# [WHAT THIS TASK INVOLVES]
Extract every line where the string "điểm" appears.

"""

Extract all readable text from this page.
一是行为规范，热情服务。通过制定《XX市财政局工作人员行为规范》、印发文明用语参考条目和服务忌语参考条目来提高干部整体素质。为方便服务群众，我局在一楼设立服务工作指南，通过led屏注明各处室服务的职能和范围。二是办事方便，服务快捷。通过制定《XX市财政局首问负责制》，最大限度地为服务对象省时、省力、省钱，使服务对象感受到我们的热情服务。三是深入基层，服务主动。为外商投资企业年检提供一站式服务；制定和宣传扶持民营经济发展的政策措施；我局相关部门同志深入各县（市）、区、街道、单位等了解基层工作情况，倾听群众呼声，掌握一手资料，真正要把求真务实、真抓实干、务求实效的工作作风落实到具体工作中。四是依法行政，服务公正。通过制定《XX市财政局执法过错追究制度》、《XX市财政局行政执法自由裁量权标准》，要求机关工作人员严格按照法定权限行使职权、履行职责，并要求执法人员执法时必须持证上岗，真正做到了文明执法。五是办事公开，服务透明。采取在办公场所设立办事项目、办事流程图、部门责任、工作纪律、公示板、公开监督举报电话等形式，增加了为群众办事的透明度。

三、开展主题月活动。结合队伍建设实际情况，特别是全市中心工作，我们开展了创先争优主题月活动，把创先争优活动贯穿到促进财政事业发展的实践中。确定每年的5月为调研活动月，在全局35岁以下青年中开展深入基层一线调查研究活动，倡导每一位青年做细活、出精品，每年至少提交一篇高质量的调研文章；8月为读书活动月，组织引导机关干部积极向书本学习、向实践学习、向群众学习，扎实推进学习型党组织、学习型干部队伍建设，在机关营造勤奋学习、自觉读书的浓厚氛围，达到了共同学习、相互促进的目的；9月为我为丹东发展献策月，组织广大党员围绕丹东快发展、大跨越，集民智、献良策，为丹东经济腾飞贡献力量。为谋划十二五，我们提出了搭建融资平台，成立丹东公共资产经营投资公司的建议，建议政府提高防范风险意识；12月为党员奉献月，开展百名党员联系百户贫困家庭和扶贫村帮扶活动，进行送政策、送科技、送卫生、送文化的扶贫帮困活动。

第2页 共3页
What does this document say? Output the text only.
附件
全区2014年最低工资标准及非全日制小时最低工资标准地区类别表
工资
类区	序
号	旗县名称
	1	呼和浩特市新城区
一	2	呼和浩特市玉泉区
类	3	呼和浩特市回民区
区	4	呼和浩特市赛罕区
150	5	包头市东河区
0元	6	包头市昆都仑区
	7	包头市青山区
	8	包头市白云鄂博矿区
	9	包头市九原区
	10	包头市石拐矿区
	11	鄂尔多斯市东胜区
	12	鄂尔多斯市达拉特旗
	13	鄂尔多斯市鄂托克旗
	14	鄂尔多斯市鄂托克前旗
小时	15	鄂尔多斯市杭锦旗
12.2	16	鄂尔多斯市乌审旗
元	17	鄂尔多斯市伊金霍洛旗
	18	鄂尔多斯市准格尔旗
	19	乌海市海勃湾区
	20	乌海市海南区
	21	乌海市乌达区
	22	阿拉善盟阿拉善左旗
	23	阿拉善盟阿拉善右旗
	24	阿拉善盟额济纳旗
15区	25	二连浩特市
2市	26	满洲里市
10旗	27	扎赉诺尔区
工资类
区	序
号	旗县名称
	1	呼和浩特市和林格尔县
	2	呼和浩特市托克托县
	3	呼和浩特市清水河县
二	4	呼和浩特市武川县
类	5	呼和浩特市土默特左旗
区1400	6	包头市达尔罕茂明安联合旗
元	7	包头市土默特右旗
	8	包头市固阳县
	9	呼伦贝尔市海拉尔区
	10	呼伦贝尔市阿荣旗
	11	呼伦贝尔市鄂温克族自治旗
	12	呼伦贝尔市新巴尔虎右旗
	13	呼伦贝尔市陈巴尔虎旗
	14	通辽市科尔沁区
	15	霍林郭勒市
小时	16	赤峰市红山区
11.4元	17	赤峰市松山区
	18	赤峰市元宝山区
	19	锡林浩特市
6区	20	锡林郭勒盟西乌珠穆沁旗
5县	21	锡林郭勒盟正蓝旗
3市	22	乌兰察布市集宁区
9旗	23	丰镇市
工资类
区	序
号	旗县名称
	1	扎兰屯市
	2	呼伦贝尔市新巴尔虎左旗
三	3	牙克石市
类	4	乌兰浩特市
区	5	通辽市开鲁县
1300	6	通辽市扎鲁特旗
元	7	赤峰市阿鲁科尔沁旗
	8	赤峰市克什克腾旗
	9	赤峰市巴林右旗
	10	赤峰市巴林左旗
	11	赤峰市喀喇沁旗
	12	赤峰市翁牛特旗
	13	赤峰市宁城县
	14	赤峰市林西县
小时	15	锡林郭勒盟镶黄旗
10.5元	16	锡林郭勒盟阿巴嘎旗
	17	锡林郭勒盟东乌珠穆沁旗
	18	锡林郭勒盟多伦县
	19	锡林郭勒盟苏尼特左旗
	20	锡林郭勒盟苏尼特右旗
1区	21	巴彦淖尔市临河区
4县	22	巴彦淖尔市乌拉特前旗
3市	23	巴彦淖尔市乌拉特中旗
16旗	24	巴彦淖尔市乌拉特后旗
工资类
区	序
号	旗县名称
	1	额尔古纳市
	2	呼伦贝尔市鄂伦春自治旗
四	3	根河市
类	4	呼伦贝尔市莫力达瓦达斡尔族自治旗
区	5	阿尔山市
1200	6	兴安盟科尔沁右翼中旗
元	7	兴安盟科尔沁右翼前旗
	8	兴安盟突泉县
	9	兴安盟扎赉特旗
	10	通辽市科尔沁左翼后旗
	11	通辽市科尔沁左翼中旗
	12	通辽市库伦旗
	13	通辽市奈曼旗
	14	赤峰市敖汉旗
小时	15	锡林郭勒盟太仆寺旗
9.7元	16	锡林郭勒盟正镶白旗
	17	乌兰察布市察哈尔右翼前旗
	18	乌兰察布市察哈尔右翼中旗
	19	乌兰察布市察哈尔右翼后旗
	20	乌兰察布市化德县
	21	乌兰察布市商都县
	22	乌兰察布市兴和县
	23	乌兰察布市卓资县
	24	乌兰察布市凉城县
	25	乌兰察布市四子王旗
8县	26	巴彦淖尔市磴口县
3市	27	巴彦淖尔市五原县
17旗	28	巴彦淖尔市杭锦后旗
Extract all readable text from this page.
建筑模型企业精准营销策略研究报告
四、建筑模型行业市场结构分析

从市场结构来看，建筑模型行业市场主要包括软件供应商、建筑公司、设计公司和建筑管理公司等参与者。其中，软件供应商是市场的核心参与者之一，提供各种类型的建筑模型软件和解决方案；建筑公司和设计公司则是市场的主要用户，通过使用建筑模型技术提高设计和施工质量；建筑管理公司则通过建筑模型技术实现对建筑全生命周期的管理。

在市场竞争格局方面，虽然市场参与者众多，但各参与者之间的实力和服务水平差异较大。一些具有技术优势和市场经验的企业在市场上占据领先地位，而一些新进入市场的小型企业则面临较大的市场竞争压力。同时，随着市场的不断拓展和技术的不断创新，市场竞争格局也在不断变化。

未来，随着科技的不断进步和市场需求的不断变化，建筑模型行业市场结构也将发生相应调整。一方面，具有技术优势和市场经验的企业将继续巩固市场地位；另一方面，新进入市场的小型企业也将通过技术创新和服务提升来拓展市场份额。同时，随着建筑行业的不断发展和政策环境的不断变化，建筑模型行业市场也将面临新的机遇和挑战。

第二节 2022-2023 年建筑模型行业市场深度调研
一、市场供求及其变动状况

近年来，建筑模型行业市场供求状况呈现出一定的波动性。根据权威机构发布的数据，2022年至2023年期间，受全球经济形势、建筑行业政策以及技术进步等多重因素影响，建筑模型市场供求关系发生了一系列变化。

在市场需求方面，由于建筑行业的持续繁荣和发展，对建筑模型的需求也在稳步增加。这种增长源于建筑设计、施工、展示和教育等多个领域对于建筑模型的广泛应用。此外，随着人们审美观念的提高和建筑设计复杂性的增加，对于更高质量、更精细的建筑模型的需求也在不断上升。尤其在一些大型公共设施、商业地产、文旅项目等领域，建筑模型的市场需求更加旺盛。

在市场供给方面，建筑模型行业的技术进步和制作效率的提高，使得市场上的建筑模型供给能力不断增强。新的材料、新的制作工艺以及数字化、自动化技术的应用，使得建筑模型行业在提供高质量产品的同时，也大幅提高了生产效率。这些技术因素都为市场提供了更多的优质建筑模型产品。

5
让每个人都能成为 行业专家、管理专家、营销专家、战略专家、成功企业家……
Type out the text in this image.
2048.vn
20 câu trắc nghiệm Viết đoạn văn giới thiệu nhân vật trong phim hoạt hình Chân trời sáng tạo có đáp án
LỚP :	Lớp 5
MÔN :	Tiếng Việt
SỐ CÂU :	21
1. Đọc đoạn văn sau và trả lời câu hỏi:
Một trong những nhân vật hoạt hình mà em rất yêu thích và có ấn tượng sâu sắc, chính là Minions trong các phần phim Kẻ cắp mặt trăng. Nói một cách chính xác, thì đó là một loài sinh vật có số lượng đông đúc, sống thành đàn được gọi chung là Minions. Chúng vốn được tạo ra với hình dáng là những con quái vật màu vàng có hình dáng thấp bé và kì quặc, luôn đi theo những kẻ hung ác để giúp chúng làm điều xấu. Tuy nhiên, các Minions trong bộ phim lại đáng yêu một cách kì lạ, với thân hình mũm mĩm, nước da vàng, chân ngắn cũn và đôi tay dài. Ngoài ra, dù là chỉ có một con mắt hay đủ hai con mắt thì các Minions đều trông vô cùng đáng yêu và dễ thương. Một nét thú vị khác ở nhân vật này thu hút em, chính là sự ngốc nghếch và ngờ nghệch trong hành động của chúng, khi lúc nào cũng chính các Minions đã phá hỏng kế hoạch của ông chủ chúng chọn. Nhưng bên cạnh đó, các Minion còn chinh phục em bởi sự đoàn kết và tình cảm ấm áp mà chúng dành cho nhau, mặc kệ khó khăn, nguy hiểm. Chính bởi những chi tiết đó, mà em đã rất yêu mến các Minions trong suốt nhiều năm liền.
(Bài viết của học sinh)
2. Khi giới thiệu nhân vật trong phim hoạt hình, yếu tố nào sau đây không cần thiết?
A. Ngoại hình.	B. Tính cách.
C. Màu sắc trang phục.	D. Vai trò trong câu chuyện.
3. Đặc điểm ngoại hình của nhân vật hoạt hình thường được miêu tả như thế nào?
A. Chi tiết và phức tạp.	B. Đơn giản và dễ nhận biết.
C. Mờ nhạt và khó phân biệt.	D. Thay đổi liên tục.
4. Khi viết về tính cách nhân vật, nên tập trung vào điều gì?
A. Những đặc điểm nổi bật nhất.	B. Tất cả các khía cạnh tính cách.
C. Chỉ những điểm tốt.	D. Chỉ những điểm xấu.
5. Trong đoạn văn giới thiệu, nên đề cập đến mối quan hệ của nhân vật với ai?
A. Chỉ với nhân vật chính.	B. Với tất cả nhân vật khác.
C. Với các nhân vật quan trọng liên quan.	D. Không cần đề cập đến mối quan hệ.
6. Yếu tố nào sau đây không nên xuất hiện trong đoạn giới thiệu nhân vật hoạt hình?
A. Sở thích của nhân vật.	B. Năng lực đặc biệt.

"""

# [REPLY]
3. Đặc điểm ngoại hình của nhân vật hoạt hình thường được miêu tả như thế nào?
A. Những đặc điểm nổi bật nhất.	B. Tất cả các khía cạnh tính cách.
C. Chỉ những điểm tốt.	D. Chỉ những điểm xấu.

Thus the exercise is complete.